■ DATA EXTRACT:
>>>>

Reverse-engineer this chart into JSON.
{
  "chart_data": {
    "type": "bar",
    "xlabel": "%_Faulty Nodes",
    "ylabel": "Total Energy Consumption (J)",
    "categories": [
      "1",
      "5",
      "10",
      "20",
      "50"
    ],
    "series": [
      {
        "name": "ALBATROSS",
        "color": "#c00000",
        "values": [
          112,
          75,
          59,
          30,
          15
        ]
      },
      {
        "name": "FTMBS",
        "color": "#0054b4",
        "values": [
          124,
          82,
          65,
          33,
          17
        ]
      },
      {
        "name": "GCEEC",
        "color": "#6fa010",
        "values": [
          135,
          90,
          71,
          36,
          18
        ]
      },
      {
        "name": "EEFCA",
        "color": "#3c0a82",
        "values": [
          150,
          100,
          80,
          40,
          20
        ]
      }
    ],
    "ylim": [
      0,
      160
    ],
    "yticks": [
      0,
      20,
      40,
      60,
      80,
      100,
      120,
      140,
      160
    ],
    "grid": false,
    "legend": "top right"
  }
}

<<<<

■ TASK REQUIREMENTS: Each line of the material should be duplicated exactly, please.

■ ANSWER:
Reverse-engineer this chart into JSON.
{
  "chart_data": {
    "type": "bar",
    "xlabel": "%_Faulty Nodes",
    "ylabel": "Total Energy Consumption (J)",
    "categories": [
      "1",
      "5",
      "10",
      "20",
      "50"
    ],
    "series": [
      {
        "name": "ALBATROSS",
        "color": "#c00000",
        "values": [
          112,
          75,
          59,
          30,
          15
        ]
      },
      {
        "name": "FTMBS",
        "color": "#0054b4",
        "values": [
          124,
          82,
          65,
          33,
          17
        ]
      },
      {
        "name": "GCEEC",
        "color": "#6fa010",
        "values": [
          135,
          90,
          71,
          36,
          18
        ]
      },
      {
        "name": "EEFCA",
        "color": "#3c0a82",
        "values": [
          150,
          100,
          80,
          40,
          20
        ]
      }
    ],
    "ylim": [
      0,
      160
    ],
    "yticks": [
      0,
      20,
      40,
      60,
      80,
      100,
      120,
      140,
      160
    ],
    "grid": false,
    "legend": "top right"
  }
}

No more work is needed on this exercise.